**Stored rows:**
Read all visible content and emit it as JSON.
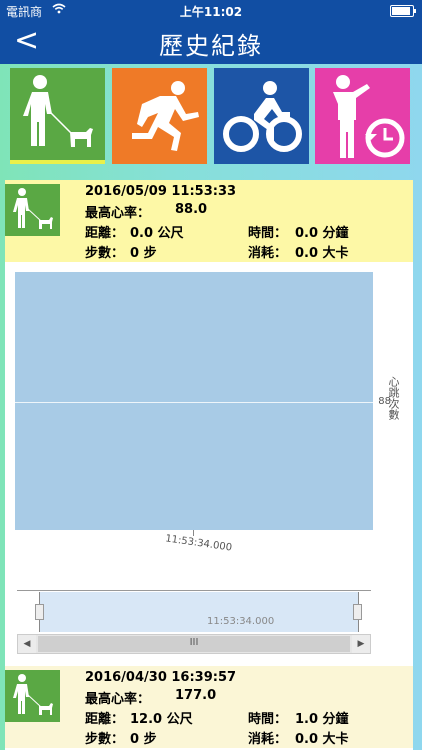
{
  "status": {
    "carrier": "電訊商",
    "wifi": "wifi",
    "time": "上午11:02",
    "battery_level": 0.9
  },
  "nav": {
    "back": "<",
    "title": "歷史紀錄"
  },
  "tiles": [
    {
      "name": "walk-dog",
      "color": "#5aa844",
      "selected": true
    },
    {
      "name": "run",
      "color": "#ef7a27",
      "selected": false
    },
    {
      "name": "bike",
      "color": "#1d55a6",
      "selected": false
    },
    {
      "name": "history",
      "color": "#e63ea9",
      "selected": false
    }
  ],
  "records": [
    {
      "datetime": "2016/05/09 11:53:33",
      "max_hr_label": "最高心率：",
      "max_hr": "88.0",
      "distance_label": "距離：",
      "distance": "0.0 公尺",
      "time_label": "時間：",
      "time": "0.0 分鐘",
      "steps_label": "步數：",
      "steps": "0 步",
      "burn_label": "消耗：",
      "burn": "0.0 大卡"
    },
    {
      "datetime": "2016/04/30 16:39:57",
      "max_hr_label": "最高心率：",
      "max_hr": "177.0",
      "distance_label": "距離：",
      "distance": "12.0 公尺",
      "time_label": "時間：",
      "time": "1.0 分鐘",
      "steps_label": "步數：",
      "steps": "0 步",
      "burn_label": "消耗：",
      "burn": "0.0 大卡"
    }
  ],
  "chart_data": {
    "type": "area",
    "x": [
      "11:53:34.000"
    ],
    "series": [
      {
        "values": [
          88
        ]
      }
    ],
    "ylabel": "心跳次數",
    "y_tick_labels": [
      "88"
    ],
    "x_tick_labels": [
      "11:53:34.000"
    ],
    "navigator_label": "11:53:34.000",
    "scrollbar_grip": "III",
    "scroll_left": "◀",
    "scroll_right": "▶"
  }
}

**Problem requirements:** Please repeat the entries exactly. Do not include the pictures.

**Solution to this task:**
Read all visible content and emit it as JSON.
{
  "status": {
    "carrier": "電訊商",
    "wifi": "wifi",
    "time": "上午11:02",
    "battery_level": 0.9
  },
  "nav": {
    "back": "<",
    "title": "歷史紀錄"
  },
  "tiles": [
    {
      "name": "walk-dog",
      "color": "#5aa844",
      "selected": true
    },
    {
      "name": "run",
      "color": "#ef7a27",
      "selected": false
    },
    {
      "name": "bike",
      "color": "#1d55a6",
      "selected": false
    },
    {
      "name": "history",
      "color": "#e63ea9",
      "selected": false
    }
  ],
  "records": [
    {
      "datetime": "2016/05/09 11:53:33",
      "max_hr_label": "最高心率：",
      "max_hr": "88.0",
      "distance_label": "距離：",
      "distance": "0.0 公尺",
      "time_label": "時間：",
      "time": "0.0 分鐘",
      "steps_label": "步數：",
      "steps": "0 步",
      "burn_label": "消耗：",
      "burn": "0.0 大卡"
    },
    {
      "datetime": "2016/04/30 16:39:57",
      "max_hr_label": "最高心率：",
      "max_hr": "177.0",
      "distance_label": "距離：",
      "distance": "12.0 公尺",
      "time_label": "時間：",
      "time": "1.0 分鐘",
      "steps_label": "步數：",
      "steps": "0 步",
      "burn_label": "消耗：",
      "burn": "0.0 大卡"
    }
  ],
  "chart_data": {
    "type": "area",
    "x": [
      "11:53:34.000"
    ],
    "series": [
      {
        "values": [
          88
        ]
      }
    ],
    "ylabel": "心跳次數",
    "y_tick_labels": [
      "88"
    ],
    "x_tick_labels": [
      "11:53:34.000"
    ],
    "navigator_label": "11:53:34.000",
    "scrollbar_grip": "III",
    "scroll_left": "◀",
    "scroll_right": "▶"
  }
}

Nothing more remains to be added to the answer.